--- BEGIN ---
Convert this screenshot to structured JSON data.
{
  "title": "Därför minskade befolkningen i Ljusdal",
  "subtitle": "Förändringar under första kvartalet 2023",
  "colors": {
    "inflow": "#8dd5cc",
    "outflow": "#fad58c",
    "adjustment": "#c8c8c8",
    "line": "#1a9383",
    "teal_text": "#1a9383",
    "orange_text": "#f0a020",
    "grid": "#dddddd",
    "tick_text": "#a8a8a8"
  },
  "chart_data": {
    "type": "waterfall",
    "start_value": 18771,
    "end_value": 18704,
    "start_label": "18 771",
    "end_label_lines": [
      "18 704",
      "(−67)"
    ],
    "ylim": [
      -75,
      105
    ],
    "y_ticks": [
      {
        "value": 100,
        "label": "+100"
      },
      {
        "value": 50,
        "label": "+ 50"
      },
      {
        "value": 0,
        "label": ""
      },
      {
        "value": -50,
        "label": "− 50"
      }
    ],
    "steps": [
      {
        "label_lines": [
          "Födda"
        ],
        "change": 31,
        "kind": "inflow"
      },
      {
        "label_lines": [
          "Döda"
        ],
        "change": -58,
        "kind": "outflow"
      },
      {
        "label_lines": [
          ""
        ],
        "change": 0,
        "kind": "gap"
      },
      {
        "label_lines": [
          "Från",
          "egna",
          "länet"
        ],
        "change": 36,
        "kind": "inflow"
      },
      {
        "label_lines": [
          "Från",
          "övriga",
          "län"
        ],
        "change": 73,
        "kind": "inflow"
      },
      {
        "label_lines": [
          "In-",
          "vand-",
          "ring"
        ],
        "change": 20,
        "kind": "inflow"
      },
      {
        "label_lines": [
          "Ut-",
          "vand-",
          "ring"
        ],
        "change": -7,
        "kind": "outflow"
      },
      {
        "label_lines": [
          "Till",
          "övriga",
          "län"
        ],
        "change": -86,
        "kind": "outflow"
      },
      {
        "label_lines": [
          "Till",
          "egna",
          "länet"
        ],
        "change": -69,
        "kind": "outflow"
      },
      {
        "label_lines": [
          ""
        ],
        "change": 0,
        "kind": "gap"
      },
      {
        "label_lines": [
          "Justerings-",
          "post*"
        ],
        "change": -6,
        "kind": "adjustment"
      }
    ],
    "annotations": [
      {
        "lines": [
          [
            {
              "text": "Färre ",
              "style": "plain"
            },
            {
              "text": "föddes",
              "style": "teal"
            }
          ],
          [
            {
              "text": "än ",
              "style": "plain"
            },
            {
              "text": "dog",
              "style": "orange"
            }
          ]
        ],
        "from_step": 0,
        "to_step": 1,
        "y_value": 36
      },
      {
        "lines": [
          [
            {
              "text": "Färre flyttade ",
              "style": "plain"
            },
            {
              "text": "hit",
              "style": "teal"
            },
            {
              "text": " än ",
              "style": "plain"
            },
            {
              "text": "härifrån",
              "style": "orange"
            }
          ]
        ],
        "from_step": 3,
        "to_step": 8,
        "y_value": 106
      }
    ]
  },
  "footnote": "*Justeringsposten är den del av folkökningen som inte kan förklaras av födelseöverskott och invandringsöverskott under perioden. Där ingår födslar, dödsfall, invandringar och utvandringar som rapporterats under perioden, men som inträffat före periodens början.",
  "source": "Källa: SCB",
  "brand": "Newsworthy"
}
--- END ---
• [Written instruction]:
Give back the data above exactly as it appears.

• [Final answer]:
Convert this screenshot to structured JSON data.
{
  "title": "Därför minskade befolkningen i Ljusdal",
  "subtitle": "Förändringar under första kvartalet 2023",
  "colors": {
    "inflow": "#8dd5cc",
    "outflow": "#fad58c",
    "adjustment": "#c8c8c8",
    "line": "#1a9383",
    "teal_text": "#1a9383",
    "orange_text": "#f0a020",
    "grid": "#dddddd",
    "tick_text": "#a8a8a8"
  },
  "chart_data": {
    "type": "waterfall",
    "start_value": 18771,
    "end_value": 18704,
    "start_label": "18 771",
    "end_label_lines": [
      "18 704",
      "(−67)"
    ],
    "ylim": [
      -75,
      105
    ],
    "y_ticks": [
      {
        "value": 100,
        "label": "+100"
      },
      {
        "value": 50,
        "label": "+ 50"
      },
      {
        "value": 0,
        "label": ""
      },
      {
        "value": -50,
        "label": "− 50"
      }
    ],
    "steps": [
      {
        "label_lines": [
          "Födda"
        ],
        "change": 31,
        "kind": "inflow"
      },
      {
        "label_lines": [
          "Döda"
        ],
        "change": -58,
        "kind": "outflow"
      },
      {
        "label_lines": [
          ""
        ],
        "change": 0,
        "kind": "gap"
      },
      {
        "label_lines": [
          "Från",
          "egna",
          "länet"
        ],
        "change": 36,
        "kind": "inflow"
      },
      {
        "label_lines": [
          "Från",
          "övriga",
          "län"
        ],
        "change": 73,
        "kind": "inflow"
      },
      {
        "label_lines": [
          "In-",
          "vand-",
          "ring"
        ],
        "change": 20,
        "kind": "inflow"
      },
      {
        "label_lines": [
          "Ut-",
          "vand-",
          "ring"
        ],
        "change": -7,
        "kind": "outflow"
      },
      {
        "label_lines": [
          "Till",
          "övriga",
          "län"
        ],
        "change": -86,
        "kind": "outflow"
      },
      {
        "label_lines": [
          "Till",
          "egna",
          "länet"
        ],
        "change": -69,
        "kind": "outflow"
      },
      {
        "label_lines": [
          ""
        ],
        "change": 0,
        "kind": "gap"
      },
      {
        "label_lines": [
          "Justerings-",
          "post*"
        ],
        "change": -6,
        "kind": "adjustment"
      }
    ],
    "annotations": [
      {
        "lines": [
          [
            {
              "text": "Färre ",
              "style": "plain"
            },
            {
              "text": "föddes",
              "style": "teal"
            }
          ],
          [
            {
              "text": "än ",
              "style": "plain"
            },
            {
              "text": "dog",
              "style": "orange"
            }
          ]
        ],
        "from_step": 0,
        "to_step": 1,
        "y_value": 36
      },
      {
        "lines": [
          [
            {
              "text": "Färre flyttade ",
              "style": "plain"
            },
            {
              "text": "hit",
              "style": "teal"
            },
            {
              "text": " än ",
              "style": "plain"
            },
            {
              "text": "härifrån",
              "style": "orange"
            }
          ]
        ],
        "from_step": 3,
        "to_step": 8,
        "y_value": 106
      }
    ]
  },
  "footnote": "*Justeringsposten är den del av folkökningen som inte kan förklaras av födelseöverskott och invandringsöverskott under perioden. Där ingår födslar, dödsfall, invandringar och utvandringar som rapporterats under perioden, men som inträffat före periodens början.",
  "source": "Källa: SCB",
  "brand": "Newsworthy"
}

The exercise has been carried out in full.